## [Check your understanding]
**1)** Print, word for word, the part of the Cabinet meeting article starting at "This led to" and ending at "more or less.".
**2)** Proceed with the Cabinet meeting article, writing on from its final sentence.

## [Excerpt]
● ● ● ●

The routine discussion of papers went on as usual during the first half of Tuesday’s Cabinet meeting, the first time after the reshuffle on Sunday. But the second half, meant for the discussion of currently important matters, turned out to be stormy as President Maithripala Sirisena, backed by some Cabinet Ministers, showered criticism on the Cabinet Committee on Economic Management (CCEM) headed by Prime Minister Ranil Wickremesinghe. 

The CCEM was established shortly after formation of the 100-day government following the Presidential Elections on January 8, 2015. 

Any Cabinet paper related to economic affairs is supposed to be referred to this body headed by the Prime Minister and attended by the key Ministers and officials. Any proposal could be implemented only if it got the go-ahead from the CCEM. It was seen by some as a Cabinet within the Cabinet. 

Most Cabinet Ministers appeared to have been averse to this procedure of clearing economic and investment proposals with the participation of a coterie of Ministers and officials. Other ministers feel that they are denied the chance to weigh the pros and cons of any economic matter. Incensed by the CCEM calling the shots in this manner, these Ministers complained to the President. 

After being patient for some time, President Sirisena timed his criticism on the CCEM at Tuesday’s Cabinet meeting.

“Today, I have to raise one matter. I received a whole lot of complaints against the CCEM taking economic decisions. Even some Ministers representing the UNP brought this to my notice,” he said. 
Then, the President suggested that such decision making should happen at the Cabinet, and therefore, the CCEM should be disbanded forthwith. 

The Prime Minister resisted the President’s idea. He defended the establishment of CCEM saying such a body was absolutely needed for the discussion of economic matters with the participation of key government officials who couldn’t be convened otherwise to the Cabinet sessions routinely. 
In his counter argument, the President, however, said the Cabinet subcommittees could be appointed to serve I accommodate officials if that was the case.

This led to a storm of arguments hurled back and forth by the Cabinet ministers. Finance Minister Mangala Samaraweera and Development Strategies and International Trade Minister Malik Samarawickrama stood for the Prime Minister’s position. Nevertheless, Health Minister Dr. Rajitha Senaratne, Sports Minister Dayasiri Jayasekara, Megapolis and Western Development Minister Patali Champika Ranawaka aired out their views in support of the President - more or less.

● ● ● ●

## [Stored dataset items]

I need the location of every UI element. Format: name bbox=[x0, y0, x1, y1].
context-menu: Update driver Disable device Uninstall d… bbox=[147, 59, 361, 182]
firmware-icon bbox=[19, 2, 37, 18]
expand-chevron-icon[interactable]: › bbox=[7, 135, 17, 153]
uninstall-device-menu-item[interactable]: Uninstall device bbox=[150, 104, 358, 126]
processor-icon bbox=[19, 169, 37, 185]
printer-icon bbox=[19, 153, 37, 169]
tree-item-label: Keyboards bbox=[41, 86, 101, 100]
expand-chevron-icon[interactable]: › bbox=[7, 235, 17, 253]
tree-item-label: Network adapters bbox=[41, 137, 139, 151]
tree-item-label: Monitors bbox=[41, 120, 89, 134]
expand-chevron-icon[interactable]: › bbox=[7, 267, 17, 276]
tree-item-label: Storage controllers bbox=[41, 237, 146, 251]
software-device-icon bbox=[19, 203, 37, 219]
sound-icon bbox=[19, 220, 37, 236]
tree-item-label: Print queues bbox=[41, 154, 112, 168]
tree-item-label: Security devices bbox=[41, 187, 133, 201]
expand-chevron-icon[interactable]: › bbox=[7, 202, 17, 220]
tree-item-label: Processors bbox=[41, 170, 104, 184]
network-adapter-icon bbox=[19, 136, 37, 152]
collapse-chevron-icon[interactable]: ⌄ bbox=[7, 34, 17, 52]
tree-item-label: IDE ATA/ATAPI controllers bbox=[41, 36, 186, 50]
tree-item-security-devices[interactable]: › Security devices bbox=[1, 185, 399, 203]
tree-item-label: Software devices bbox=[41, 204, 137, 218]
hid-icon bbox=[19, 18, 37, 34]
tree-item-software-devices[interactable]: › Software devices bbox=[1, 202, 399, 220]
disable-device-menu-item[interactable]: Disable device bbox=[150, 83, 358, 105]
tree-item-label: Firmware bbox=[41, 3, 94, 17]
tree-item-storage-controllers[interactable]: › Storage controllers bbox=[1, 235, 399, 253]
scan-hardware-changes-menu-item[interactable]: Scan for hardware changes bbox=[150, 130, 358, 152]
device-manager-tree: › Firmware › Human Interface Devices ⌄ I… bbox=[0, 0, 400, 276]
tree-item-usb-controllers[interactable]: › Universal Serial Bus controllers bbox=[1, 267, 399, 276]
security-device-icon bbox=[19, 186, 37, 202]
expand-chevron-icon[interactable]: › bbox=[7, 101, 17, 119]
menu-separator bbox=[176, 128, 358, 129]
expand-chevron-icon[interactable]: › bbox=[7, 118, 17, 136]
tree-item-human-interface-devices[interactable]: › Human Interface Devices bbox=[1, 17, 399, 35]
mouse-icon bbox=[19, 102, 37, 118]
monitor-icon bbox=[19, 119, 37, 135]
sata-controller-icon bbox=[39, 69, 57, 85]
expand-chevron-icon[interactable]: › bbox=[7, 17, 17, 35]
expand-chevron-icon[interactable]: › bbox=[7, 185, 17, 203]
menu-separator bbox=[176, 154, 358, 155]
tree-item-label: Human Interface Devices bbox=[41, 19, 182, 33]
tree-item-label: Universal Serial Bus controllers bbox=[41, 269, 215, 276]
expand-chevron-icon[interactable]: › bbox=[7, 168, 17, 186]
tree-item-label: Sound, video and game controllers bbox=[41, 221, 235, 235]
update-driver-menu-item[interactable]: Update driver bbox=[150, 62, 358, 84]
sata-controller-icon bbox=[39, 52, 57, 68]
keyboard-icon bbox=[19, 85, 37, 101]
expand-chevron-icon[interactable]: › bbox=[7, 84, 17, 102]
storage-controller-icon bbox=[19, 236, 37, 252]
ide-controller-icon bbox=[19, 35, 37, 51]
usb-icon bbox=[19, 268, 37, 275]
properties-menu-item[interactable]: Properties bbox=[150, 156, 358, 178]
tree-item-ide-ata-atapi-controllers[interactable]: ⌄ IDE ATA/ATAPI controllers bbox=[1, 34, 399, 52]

● ● ● ●

## [Responses per task]
**1)**
This led to a storm of arguments hurled back and forth by the Cabinet ministers. Finance Minister Mangala Samaraweera and Development Strategies and International Trade Minister Malik Samarawickrama stood for the Prime Minister’s position. Nevertheless, Health Minister Dr. Rajitha Senaratne, Sports Minister Dayasiri Jayasekara, Megapolis and Western Development Minister Patali Champika Ranawaka aired out their views in support of the President - more or less.

**2)**
President says UNP deceived people on Volkswagen 

The cross talks dragged on for a while, and at one point, the President became furious. In a veiled threat, he said, “I have a lot to be revealed if you persist with your stance in this manner.” Consequently, he was even harsher in his criticism directed towards the UNP’s handling of economic affairs. 
He rebuffed the UNP for misleading the public by promising to put up a Volkswagen car manufacturing plant in Kurunegala. 

With his eyes staring at Education Minister Akila Viraj Kariyawasam, he said, “You claimed that Volkswagen would invest. You took us to the groundbreaking ceremony. Immediately after that, we received a message that Volkswagen Company would not be investing here. It is deception of people.

That is how you hoodwinked people.”

The Prime Minister reportedly responded to the President saying that investment proposal had nothing to do with the CCEM.

It was cited as a project approved by the Board of Investment (BoI), not the CCEM. Afterwards, the President threw his glance at Malik Samarawickrama and levelled similar criticism at the UNP on the much-hyped tyre factory in Horana. 

Dayasiri bemoans ‘Battery Cage’ housing for egg laying hens 

After the President, Minister Jayasekara seized the opportunity to unleash his criticism on the UNP policies during the last three years. He spoke of the introduction of  the ‘Battery Cage’ system for poultry farmers in his Kurunegala district which is virtually the egg basket of Sri Lanka. 

It is a system for the housing of egg laying hens in rows and columns of cages connected to each other. The natural movement of birds is restricted. There was a storm of opposition from poultry farmers to this system introduced under the new government.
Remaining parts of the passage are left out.